The records ->
........

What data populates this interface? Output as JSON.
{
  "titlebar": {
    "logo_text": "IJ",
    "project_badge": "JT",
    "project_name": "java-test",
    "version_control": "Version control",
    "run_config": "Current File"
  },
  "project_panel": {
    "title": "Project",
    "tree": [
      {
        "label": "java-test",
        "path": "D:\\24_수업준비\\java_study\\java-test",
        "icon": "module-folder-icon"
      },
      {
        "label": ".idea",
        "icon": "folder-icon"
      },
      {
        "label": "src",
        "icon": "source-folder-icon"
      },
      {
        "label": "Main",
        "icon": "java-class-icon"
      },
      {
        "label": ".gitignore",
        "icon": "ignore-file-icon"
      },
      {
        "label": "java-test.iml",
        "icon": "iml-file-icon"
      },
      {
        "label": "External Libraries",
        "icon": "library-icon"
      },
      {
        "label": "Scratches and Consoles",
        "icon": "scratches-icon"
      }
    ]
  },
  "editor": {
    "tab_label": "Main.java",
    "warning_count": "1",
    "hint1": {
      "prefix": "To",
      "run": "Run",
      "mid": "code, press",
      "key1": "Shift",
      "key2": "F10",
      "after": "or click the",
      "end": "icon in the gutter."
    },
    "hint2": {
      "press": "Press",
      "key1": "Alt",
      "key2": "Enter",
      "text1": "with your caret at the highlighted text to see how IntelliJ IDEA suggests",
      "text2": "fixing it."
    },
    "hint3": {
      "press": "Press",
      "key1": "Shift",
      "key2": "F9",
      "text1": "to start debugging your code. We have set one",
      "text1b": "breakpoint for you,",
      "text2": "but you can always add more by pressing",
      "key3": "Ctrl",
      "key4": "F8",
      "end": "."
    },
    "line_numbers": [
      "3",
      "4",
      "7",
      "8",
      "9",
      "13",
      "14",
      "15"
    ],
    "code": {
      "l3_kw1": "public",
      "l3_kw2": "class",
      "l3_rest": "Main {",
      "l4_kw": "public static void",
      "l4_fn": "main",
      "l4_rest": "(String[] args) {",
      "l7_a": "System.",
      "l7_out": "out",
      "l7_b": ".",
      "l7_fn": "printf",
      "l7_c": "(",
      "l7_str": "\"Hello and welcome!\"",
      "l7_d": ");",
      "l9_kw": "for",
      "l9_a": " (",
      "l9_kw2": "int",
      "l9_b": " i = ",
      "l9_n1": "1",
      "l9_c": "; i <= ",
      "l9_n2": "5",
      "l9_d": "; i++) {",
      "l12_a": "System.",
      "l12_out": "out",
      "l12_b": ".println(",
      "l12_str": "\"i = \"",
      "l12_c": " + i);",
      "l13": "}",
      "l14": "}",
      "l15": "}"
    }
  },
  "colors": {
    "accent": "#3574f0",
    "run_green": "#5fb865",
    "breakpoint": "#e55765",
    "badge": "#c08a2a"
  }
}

........

Given request -> Provide an exact reproduction of all the entries shown above.

Result for this task ->
What data populates this interface? Output as JSON.
{
  "titlebar": {
    "logo_text": "IJ",
    "project_badge": "JT",
    "project_name": "java-test",
    "version_control": "Version control",
    "run_config": "Current File"
  },
  "project_panel": {
    "title": "Project",
    "tree": [
      {
        "label": "java-test",
        "path": "D:\\24_수업준비\\java_study\\java-test",
        "icon": "module-folder-icon"
      },
      {
        "label": ".idea",
        "icon": "folder-icon"
      },
      {
        "label": "src",
        "icon": "source-folder-icon"
      },
      {
        "label": "Main",
        "icon": "java-class-icon"
      },
      {
        "label": ".gitignore",
        "icon": "ignore-file-icon"
      },
      {
        "label": "java-test.iml",
        "icon": "iml-file-icon"
      },
      {
        "label": "External Libraries",
        "icon": "library-icon"
      },
      {
        "label": "Scratches and Consoles",
        "icon": "scratches-icon"
      }
    ]
  },
  "editor": {
    "tab_label": "Main.java",
    "warning_count": "1",
    "hint1": {
      "prefix": "To",
      "run": "Run",
      "mid": "code, press",
      "key1": "Shift",
      "key2": "F10",
      "after": "or click the",
      "end": "icon in the gutter."
    },
    "hint2": {
      "press": "Press",
      "key1": "Alt",
      "key2": "Enter",
      "text1": "with your caret at the highlighted text to see how IntelliJ IDEA suggests",
      "text2": "fixing it."
    },
    "hint3": {
      "press": "Press",
      "key1": "Shift",
      "key2": "F9",
      "text1": "to start debugging your code. We have set one",
      "text1b": "breakpoint for you,",
      "text2": "but you can always add more by pressing",
      "key3": "Ctrl",
      "key4": "F8",
      "end": "."
    },
    "line_numbers": [
      "3",
      "4",
      "7",
      "8",
      "9",
      "13",
      "14",
      "15"
    ],
    "code": {
      "l3_kw1": "public",
      "l3_kw2": "class",
      "l3_rest": "Main {",
      "l4_kw": "public static void",
      "l4_fn": "main",
      "l4_rest": "(String[] args) {",
      "l7_a": "System.",
      "l7_out": "out",
      "l7_b": ".",
      "l7_fn": "printf",
      "l7_c": "(",
      "l7_str": "\"Hello and welcome!\"",
      "l7_d": ");",
      "l9_kw": "for",
      "l9_a": " (",
      "l9_kw2": "int",
      "l9_b": " i = ",
      "l9_n1": "1",
      "l9_c": "; i <= ",
      "l9_n2": "5",
      "l9_d": "; i++) {",
      "l12_a": "System.",
      "l12_out": "out",
      "l12_b": ".println(",
      "l12_str": "\"i = \"",
      "l12_c": " + i);",
      "l13": "}",
      "l14": "}",
      "l15": "}"
    }
  },
  "colors": {
    "accent": "#3574f0",
    "run_green": "#5fb865",
    "breakpoint": "#e55765",
    "badge": "#c08a2a"
  }
}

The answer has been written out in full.